__Provided entries__.

###

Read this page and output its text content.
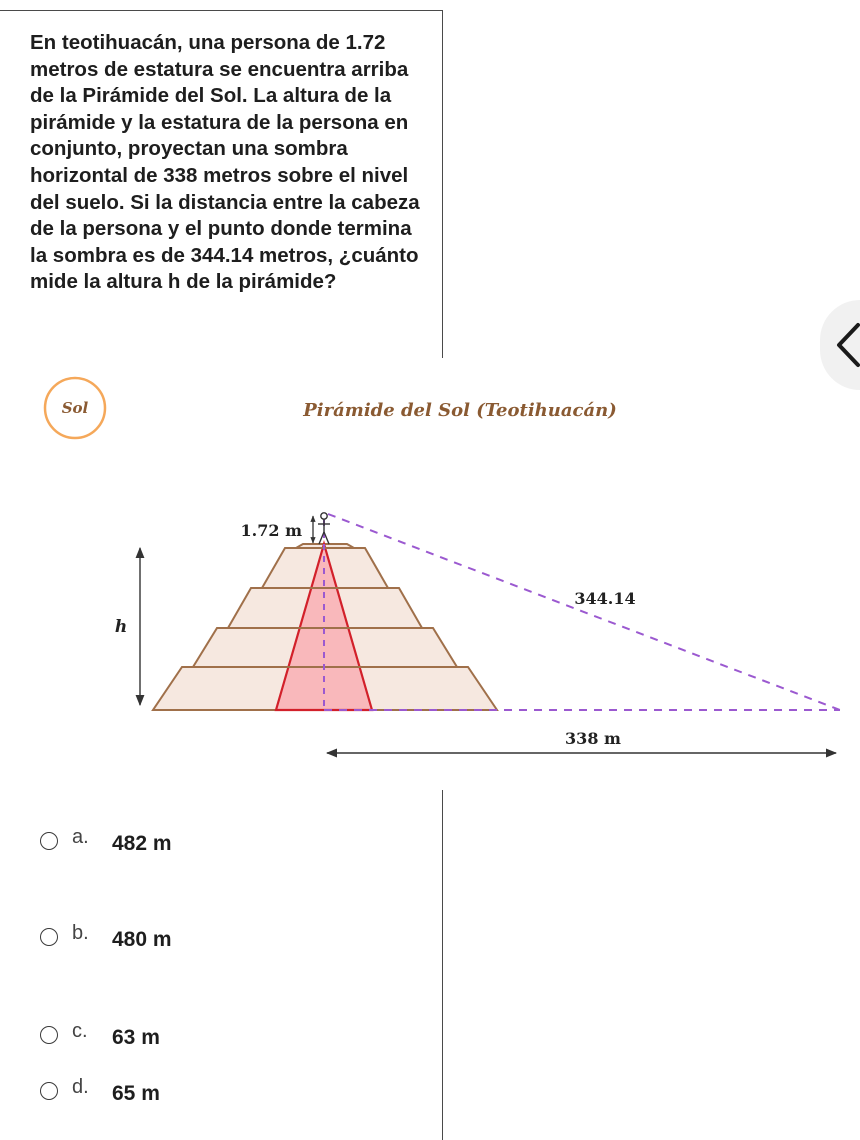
En teotihuacán, una persona de 1.72 metros de estatura se encuentra arriba de la Pirámide del Sol. La altura de la pirámide y la estatura de la persona en conjunto, proyectan una sombra horizontal de 338 metros sobre el nivel del suelo. Si la distancia entre la cabeza de la persona y el punto donde termina la sombra es de 344.14 metros, ¿cuánto mide la altura h de la pirámide?

Sol	Pirámide del Sol (Teotihuacán)
1.72 m
344.14
h
338 m
a. 482 m
b. 480 m
c. 63 m
d. 65 m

###

The listing above must be printed again exactly, minus its pictures.

Read this page and output its text content.
En teotihuacán, una persona de 1.72 metros de estatura se encuentra arriba de la Pirámide del Sol. La altura de la pirámide y la estatura de la persona en conjunto, proyectan una sombra horizontal de 338 metros sobre el nivel del suelo. Si la distancia entre la cabeza de la persona y el punto donde termina la sombra es de 344.14 metros, ¿cuánto mide la altura h de la pirámide?

Sol	Pirámide del Sol (Teotihuacán)
1.72 m
344.14
h
338 m
a. 482 m
b. 480 m
c. 63 m
d. 65 m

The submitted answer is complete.